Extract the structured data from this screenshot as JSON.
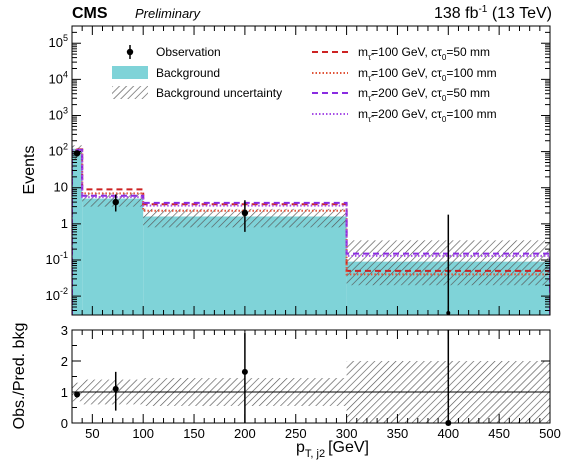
{
  "header": {
    "experiment": "CMS",
    "status": "Preliminary",
    "lumi_value": "138 fb",
    "lumi_exp": "-1",
    "lumi_energy": " (13 TeV)"
  },
  "colors": {
    "background_fill": "#7fd3d8",
    "observation": "#000000",
    "sig1": "#cc2222",
    "sig2": "#e0553a",
    "sig3": "#8a2be2",
    "sig4": "#a64de6",
    "hatch": "#555555"
  },
  "chart_data": [
    {
      "type": "bar",
      "panel": "main",
      "log_scale_y": true,
      "xlim": [
        30,
        500
      ],
      "ylim": [
        0.003,
        300000
      ],
      "ylabel": "Events",
      "bin_edges": [
        30,
        40,
        100,
        300,
        500
      ],
      "y_ticks": [
        {
          "v": 0.01,
          "m": "10",
          "e": "-2"
        },
        {
          "v": 0.1,
          "m": "10",
          "e": "-1"
        },
        {
          "v": 1,
          "m": "1",
          "e": ""
        },
        {
          "v": 10,
          "m": "10",
          "e": ""
        },
        {
          "v": 100,
          "m": "10",
          "e": "2"
        },
        {
          "v": 1000,
          "m": "10",
          "e": "3"
        },
        {
          "v": 10000,
          "m": "10",
          "e": "4"
        },
        {
          "v": 100000,
          "m": "10",
          "e": "5"
        }
      ],
      "series": [
        {
          "name": "Background",
          "kind": "fill",
          "values": [
            120,
            5,
            1.6,
            0.09
          ]
        },
        {
          "name": "Background uncertainty",
          "kind": "band",
          "low": [
            60,
            3,
            0.8,
            0.02
          ],
          "high": [
            150,
            7,
            2.6,
            0.35
          ]
        },
        {
          "name": "m_τ̃=100 GeV, cτ₀=50 mm",
          "kind": "line",
          "style": "dash",
          "values": [
            115,
            9,
            3.5,
            0.05
          ]
        },
        {
          "name": "m_τ̃=100 GeV, cτ₀=100 mm",
          "kind": "line",
          "style": "dot",
          "values": [
            110,
            7,
            2.3,
            0.04
          ]
        },
        {
          "name": "m_τ̃=200 GeV, cτ₀=50 mm",
          "kind": "line",
          "style": "dash",
          "values": [
            112,
            6,
            3.8,
            0.15
          ]
        },
        {
          "name": "m_τ̃=200 GeV, cτ₀=100 mm",
          "kind": "line",
          "style": "dot",
          "values": [
            108,
            5.5,
            3.2,
            0.13
          ]
        }
      ],
      "observation": [
        {
          "x": 35,
          "y": 90,
          "lo": 80,
          "hi": 100
        },
        {
          "x": 73,
          "y": 4,
          "lo": 2.2,
          "hi": 6.5
        },
        {
          "x": 200,
          "y": 2,
          "lo": 0.6,
          "hi": 4.5
        },
        {
          "x": 400,
          "y": 0.0025,
          "lo": 0.0025,
          "hi": 1.8
        }
      ]
    },
    {
      "type": "scatter",
      "panel": "ratio",
      "xlim": [
        30,
        500
      ],
      "ylim": [
        0,
        3
      ],
      "ylabel": "Obs./Pred. bkg",
      "xlabel": "[GeV]",
      "xlabel_var": "p",
      "xlabel_sub": "T, j2",
      "x_ticks": [
        50,
        100,
        150,
        200,
        250,
        300,
        350,
        400,
        450,
        500
      ],
      "y_ticks": [
        0,
        1,
        2,
        3
      ],
      "uncertainty_band": [
        {
          "x0": 30,
          "x1": 40,
          "lo": 0.7,
          "hi": 1.3
        },
        {
          "x0": 40,
          "x1": 100,
          "lo": 0.6,
          "hi": 1.4
        },
        {
          "x0": 100,
          "x1": 300,
          "lo": 0.55,
          "hi": 1.45
        },
        {
          "x0": 300,
          "x1": 500,
          "lo": 0.0,
          "hi": 2.0
        }
      ],
      "points": [
        {
          "x": 35,
          "y": 0.92,
          "lo": 0.82,
          "hi": 1.02
        },
        {
          "x": 73,
          "y": 1.1,
          "lo": 0.4,
          "hi": 1.65
        },
        {
          "x": 200,
          "y": 1.65,
          "lo": 0.0,
          "hi": 2.9
        },
        {
          "x": 400,
          "y": 0.0,
          "lo": 0.0,
          "hi": 3.0
        }
      ]
    }
  ],
  "legend": {
    "left": [
      "Observation",
      "Background",
      "Background uncertainty"
    ],
    "right": [
      {
        "mass": "=100 GeV, cτ",
        "ctau": "=50 mm"
      },
      {
        "mass": "=100 GeV, cτ",
        "ctau": "=100 mm"
      },
      {
        "mass": "=200 GeV, cτ",
        "ctau": "=50 mm"
      },
      {
        "mass": "=200 GeV, cτ",
        "ctau": "=100 mm"
      }
    ],
    "m_symbol": "m",
    "m_sub": "τ̃",
    "ctau_sub": "0"
  }
}
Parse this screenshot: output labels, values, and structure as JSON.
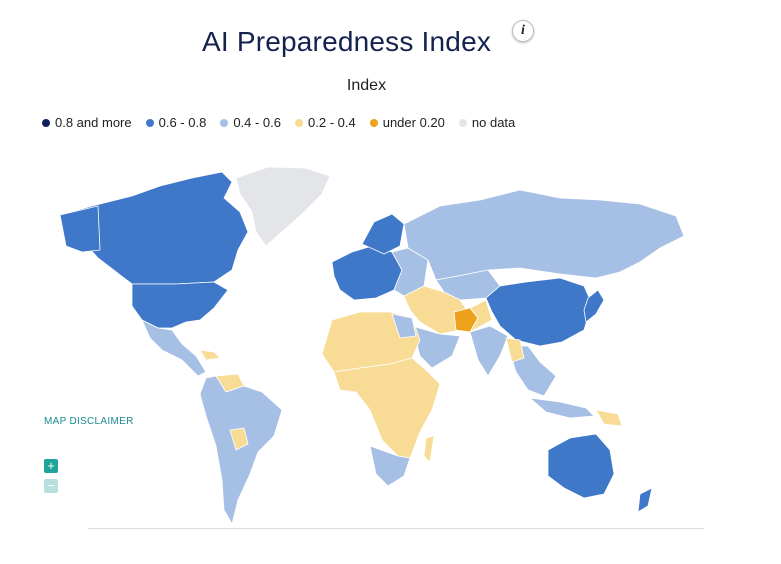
{
  "header": {
    "title": "AI Preparedness Index",
    "info_icon": "i",
    "subtitle": "Index"
  },
  "legend": [
    {
      "label": "0.8 and more",
      "color": "#0f1f5c"
    },
    {
      "label": "0.6 - 0.8",
      "color": "#3f78c9"
    },
    {
      "label": "0.4 - 0.6",
      "color": "#a6bfe4"
    },
    {
      "label": "0.2 - 0.4",
      "color": "#f8db95"
    },
    {
      "label": "under 0.20",
      "color": "#eea11a"
    },
    {
      "label": "no data",
      "color": "#e3e5e8"
    }
  ],
  "map": {
    "disclaimer_label": "MAP DISCLAIMER",
    "zoom_in_icon": "+",
    "zoom_out_icon": "−",
    "colors": {
      "high": "#3f78c9",
      "mid": "#a6bfe4",
      "low": "#f8db95",
      "very_low": "#eea11a",
      "no_data": "#e3e5e8"
    }
  }
}
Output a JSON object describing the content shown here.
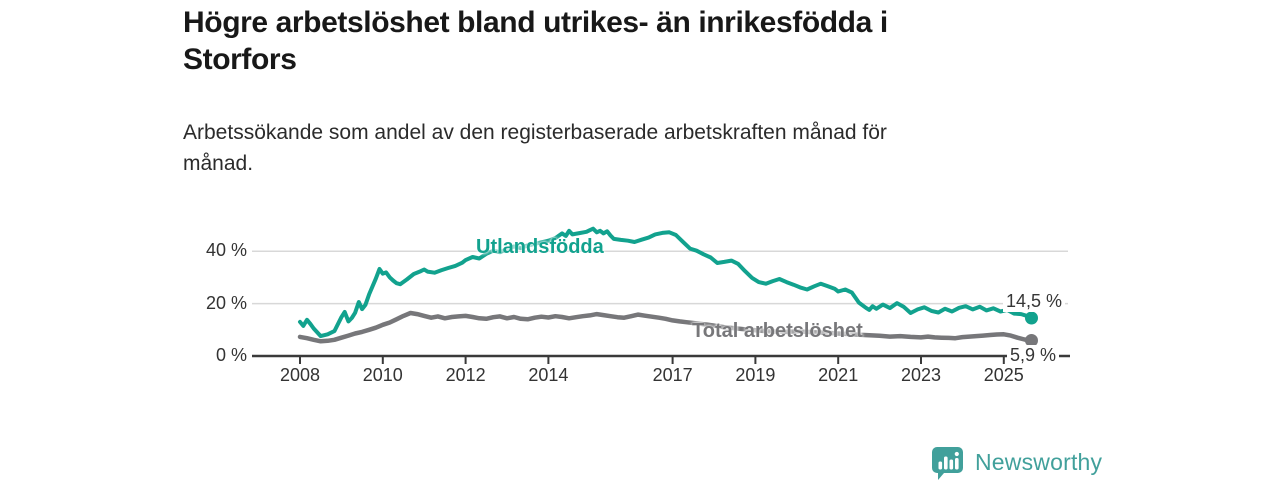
{
  "header": {
    "title": "Högre arbetslöshet bland utrikes- än inrikesfödda i Storfors",
    "title_lines": [
      "Högre arbetslöshet bland utrikes- än inrikesfödda i",
      "Storfors"
    ],
    "subtitle": "Arbetssökande som andel av den registerbaserade arbetskraften månad för månad.",
    "subtitle_lines": [
      "Arbetssökande som andel av den registerbaserade arbetskraften månad för",
      "månad."
    ]
  },
  "chart_data": {
    "type": "line",
    "title": "Högre arbetslöshet bland utrikes- än inrikesfödda i Storfors",
    "subtitle": "Arbetssökande som andel av den registerbaserade arbetskraften månad för månad.",
    "xlabel": "",
    "ylabel": "",
    "unit": "%",
    "xlim": [
      2008,
      2025.8
    ],
    "ylim": [
      0,
      52
    ],
    "grid": "horizontal",
    "legend_position": "inline-on-lines",
    "y_ticks": [
      {
        "label": "40 %",
        "value": 40
      },
      {
        "label": "20 %",
        "value": 20
      },
      {
        "label": "0 %",
        "value": 0
      }
    ],
    "x_ticks": [
      {
        "label": "2008",
        "year": 2008
      },
      {
        "label": "2010",
        "year": 2010
      },
      {
        "label": "2012",
        "year": 2012
      },
      {
        "label": "2014",
        "year": 2014
      },
      {
        "label": "2017",
        "year": 2017
      },
      {
        "label": "2019",
        "year": 2019
      },
      {
        "label": "2021",
        "year": 2021
      },
      {
        "label": "2023",
        "year": 2023
      },
      {
        "label": "2025",
        "year": 2025
      }
    ],
    "series": [
      {
        "name": "Total arbetslöshet",
        "color": "#77777a",
        "end_label": "5,9 %",
        "end_value": 5.9,
        "points": [
          [
            2008.0,
            7.3
          ],
          [
            2008.17,
            6.8
          ],
          [
            2008.33,
            6.2
          ],
          [
            2008.5,
            5.6
          ],
          [
            2008.67,
            5.8
          ],
          [
            2008.83,
            6.2
          ],
          [
            2009.0,
            7.0
          ],
          [
            2009.17,
            7.8
          ],
          [
            2009.33,
            8.6
          ],
          [
            2009.5,
            9.2
          ],
          [
            2009.67,
            10.0
          ],
          [
            2009.83,
            10.8
          ],
          [
            2010.0,
            11.9
          ],
          [
            2010.17,
            12.8
          ],
          [
            2010.33,
            14.0
          ],
          [
            2010.5,
            15.3
          ],
          [
            2010.67,
            16.4
          ],
          [
            2010.83,
            16.0
          ],
          [
            2011.0,
            15.3
          ],
          [
            2011.17,
            14.6
          ],
          [
            2011.33,
            15.1
          ],
          [
            2011.5,
            14.4
          ],
          [
            2011.67,
            14.9
          ],
          [
            2011.83,
            15.1
          ],
          [
            2012.0,
            15.3
          ],
          [
            2012.17,
            14.9
          ],
          [
            2012.33,
            14.4
          ],
          [
            2012.5,
            14.2
          ],
          [
            2012.67,
            14.8
          ],
          [
            2012.83,
            15.1
          ],
          [
            2013.0,
            14.4
          ],
          [
            2013.17,
            14.9
          ],
          [
            2013.33,
            14.2
          ],
          [
            2013.5,
            14.0
          ],
          [
            2013.67,
            14.6
          ],
          [
            2013.83,
            15.0
          ],
          [
            2014.0,
            14.7
          ],
          [
            2014.17,
            15.2
          ],
          [
            2014.33,
            14.9
          ],
          [
            2014.5,
            14.4
          ],
          [
            2014.67,
            14.8
          ],
          [
            2014.83,
            15.2
          ],
          [
            2015.0,
            15.5
          ],
          [
            2015.17,
            16.0
          ],
          [
            2015.33,
            15.6
          ],
          [
            2015.5,
            15.2
          ],
          [
            2015.67,
            14.8
          ],
          [
            2015.83,
            14.6
          ],
          [
            2016.0,
            15.2
          ],
          [
            2016.17,
            15.8
          ],
          [
            2016.33,
            15.4
          ],
          [
            2016.5,
            15.0
          ],
          [
            2016.67,
            14.6
          ],
          [
            2016.83,
            14.2
          ],
          [
            2017.0,
            13.6
          ],
          [
            2017.17,
            13.2
          ],
          [
            2017.33,
            12.9
          ],
          [
            2017.5,
            12.6
          ],
          [
            2017.67,
            12.3
          ],
          [
            2017.83,
            12.0
          ],
          [
            2018.0,
            11.6
          ],
          [
            2018.25,
            11.0
          ],
          [
            2018.5,
            10.6
          ],
          [
            2018.75,
            10.2
          ],
          [
            2019.0,
            9.8
          ],
          [
            2019.25,
            9.5
          ],
          [
            2019.5,
            9.3
          ],
          [
            2019.75,
            9.2
          ],
          [
            2020.0,
            9.4
          ],
          [
            2020.25,
            9.2
          ],
          [
            2020.5,
            9.0
          ],
          [
            2020.75,
            8.8
          ],
          [
            2021.0,
            8.6
          ],
          [
            2021.25,
            8.4
          ],
          [
            2021.5,
            8.1
          ],
          [
            2021.75,
            7.9
          ],
          [
            2022.0,
            7.7
          ],
          [
            2022.25,
            7.4
          ],
          [
            2022.5,
            7.6
          ],
          [
            2022.75,
            7.3
          ],
          [
            2023.0,
            7.1
          ],
          [
            2023.17,
            7.4
          ],
          [
            2023.33,
            7.1
          ],
          [
            2023.5,
            7.0
          ],
          [
            2023.67,
            6.9
          ],
          [
            2023.83,
            6.8
          ],
          [
            2024.0,
            7.2
          ],
          [
            2024.17,
            7.4
          ],
          [
            2024.33,
            7.6
          ],
          [
            2024.5,
            7.8
          ],
          [
            2024.67,
            8.0
          ],
          [
            2024.83,
            8.2
          ],
          [
            2025.0,
            8.3
          ],
          [
            2025.17,
            7.8
          ],
          [
            2025.33,
            7.0
          ],
          [
            2025.5,
            6.3
          ],
          [
            2025.67,
            5.9
          ]
        ]
      },
      {
        "name": "Utlandsfödda",
        "color": "#12a28e",
        "end_label": "14,5 %",
        "end_value": 14.5,
        "points": [
          [
            2008.0,
            13.0
          ],
          [
            2008.08,
            11.5
          ],
          [
            2008.17,
            13.8
          ],
          [
            2008.25,
            12.3
          ],
          [
            2008.33,
            10.5
          ],
          [
            2008.5,
            7.6
          ],
          [
            2008.67,
            8.3
          ],
          [
            2008.83,
            9.5
          ],
          [
            2009.0,
            14.8
          ],
          [
            2009.08,
            16.8
          ],
          [
            2009.17,
            13.2
          ],
          [
            2009.25,
            14.5
          ],
          [
            2009.33,
            16.5
          ],
          [
            2009.42,
            20.6
          ],
          [
            2009.5,
            17.9
          ],
          [
            2009.58,
            19.5
          ],
          [
            2009.67,
            23.5
          ],
          [
            2009.83,
            29.5
          ],
          [
            2009.92,
            33.2
          ],
          [
            2010.0,
            31.4
          ],
          [
            2010.08,
            31.9
          ],
          [
            2010.17,
            30.0
          ],
          [
            2010.25,
            28.8
          ],
          [
            2010.33,
            27.8
          ],
          [
            2010.42,
            27.4
          ],
          [
            2010.58,
            29.2
          ],
          [
            2010.75,
            31.3
          ],
          [
            2010.92,
            32.4
          ],
          [
            2011.0,
            33.0
          ],
          [
            2011.08,
            32.2
          ],
          [
            2011.25,
            31.8
          ],
          [
            2011.42,
            32.8
          ],
          [
            2011.58,
            33.6
          ],
          [
            2011.75,
            34.4
          ],
          [
            2011.92,
            35.6
          ],
          [
            2012.0,
            36.6
          ],
          [
            2012.17,
            37.8
          ],
          [
            2012.33,
            37.2
          ],
          [
            2012.5,
            39.0
          ],
          [
            2012.67,
            40.2
          ],
          [
            2012.83,
            39.6
          ],
          [
            2013.0,
            40.8
          ],
          [
            2013.17,
            41.8
          ],
          [
            2013.33,
            41.2
          ],
          [
            2013.5,
            42.2
          ],
          [
            2013.67,
            42.8
          ],
          [
            2013.83,
            43.4
          ],
          [
            2014.0,
            44.0
          ],
          [
            2014.17,
            45.0
          ],
          [
            2014.33,
            46.8
          ],
          [
            2014.42,
            45.8
          ],
          [
            2014.5,
            47.8
          ],
          [
            2014.58,
            46.4
          ],
          [
            2014.75,
            46.9
          ],
          [
            2014.92,
            47.4
          ],
          [
            2015.0,
            48.0
          ],
          [
            2015.08,
            48.6
          ],
          [
            2015.17,
            47.2
          ],
          [
            2015.25,
            47.8
          ],
          [
            2015.33,
            46.8
          ],
          [
            2015.42,
            47.6
          ],
          [
            2015.5,
            46.0
          ],
          [
            2015.58,
            44.7
          ],
          [
            2015.75,
            44.3
          ],
          [
            2015.92,
            44.0
          ],
          [
            2016.08,
            43.5
          ],
          [
            2016.25,
            44.4
          ],
          [
            2016.42,
            45.2
          ],
          [
            2016.58,
            46.4
          ],
          [
            2016.75,
            47.0
          ],
          [
            2016.92,
            47.2
          ],
          [
            2017.08,
            46.2
          ],
          [
            2017.25,
            43.6
          ],
          [
            2017.42,
            41.0
          ],
          [
            2017.58,
            40.2
          ],
          [
            2017.75,
            38.8
          ],
          [
            2017.92,
            37.6
          ],
          [
            2018.08,
            35.5
          ],
          [
            2018.25,
            35.9
          ],
          [
            2018.42,
            36.4
          ],
          [
            2018.58,
            35.2
          ],
          [
            2018.75,
            32.4
          ],
          [
            2018.92,
            29.8
          ],
          [
            2019.08,
            28.2
          ],
          [
            2019.25,
            27.6
          ],
          [
            2019.42,
            28.6
          ],
          [
            2019.58,
            29.4
          ],
          [
            2019.75,
            28.2
          ],
          [
            2019.92,
            27.2
          ],
          [
            2020.08,
            26.2
          ],
          [
            2020.25,
            25.4
          ],
          [
            2020.42,
            26.6
          ],
          [
            2020.58,
            27.6
          ],
          [
            2020.75,
            26.6
          ],
          [
            2020.92,
            25.6
          ],
          [
            2021.0,
            24.6
          ],
          [
            2021.17,
            25.4
          ],
          [
            2021.33,
            24.2
          ],
          [
            2021.5,
            20.4
          ],
          [
            2021.67,
            18.4
          ],
          [
            2021.75,
            17.6
          ],
          [
            2021.83,
            19.0
          ],
          [
            2021.92,
            18.0
          ],
          [
            2022.08,
            19.6
          ],
          [
            2022.25,
            18.3
          ],
          [
            2022.42,
            20.2
          ],
          [
            2022.58,
            18.8
          ],
          [
            2022.75,
            16.4
          ],
          [
            2022.92,
            17.8
          ],
          [
            2023.08,
            18.6
          ],
          [
            2023.25,
            17.2
          ],
          [
            2023.42,
            16.6
          ],
          [
            2023.58,
            18.0
          ],
          [
            2023.75,
            17.0
          ],
          [
            2023.92,
            18.4
          ],
          [
            2024.08,
            19.0
          ],
          [
            2024.25,
            17.8
          ],
          [
            2024.42,
            18.8
          ],
          [
            2024.58,
            17.4
          ],
          [
            2024.75,
            18.2
          ],
          [
            2024.92,
            17.0
          ],
          [
            2025.08,
            17.6
          ],
          [
            2025.25,
            16.2
          ],
          [
            2025.42,
            16.0
          ],
          [
            2025.58,
            15.2
          ],
          [
            2025.67,
            14.5
          ]
        ]
      }
    ]
  },
  "footer": {
    "brand": "Newsworthy",
    "brand_color": "#41a09b",
    "logo_icon": "bar-chart-speech-bubble-icon"
  }
}
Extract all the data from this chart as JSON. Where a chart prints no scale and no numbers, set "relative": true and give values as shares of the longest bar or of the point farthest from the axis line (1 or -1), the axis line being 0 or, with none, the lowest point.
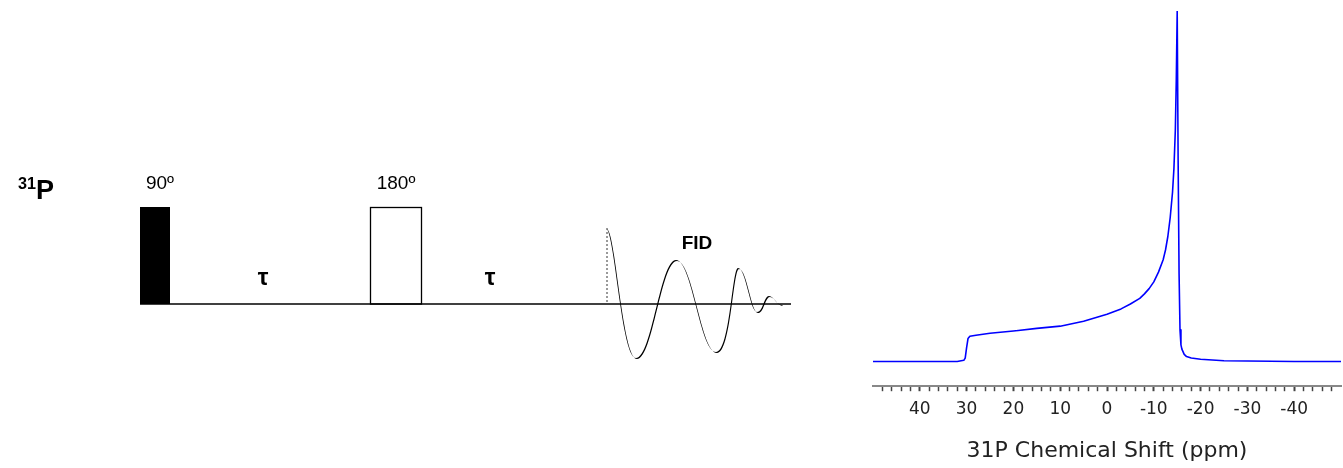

## WHAT THE EXERCISE ASKS
Among the lines of the data, identify those with the word "Extract". Copy each of them.

## CORRECT RESPONSE
Extract the structured data from this screenshot as JSON.
Extract all the data from this chart as JSON. Where a chart prints no scale and no numbers, set "relative": true and give values as shares of the longest bar or of the point farthest from the axis line (1 or -1), the axis line being 0 or, with none, the lowest point.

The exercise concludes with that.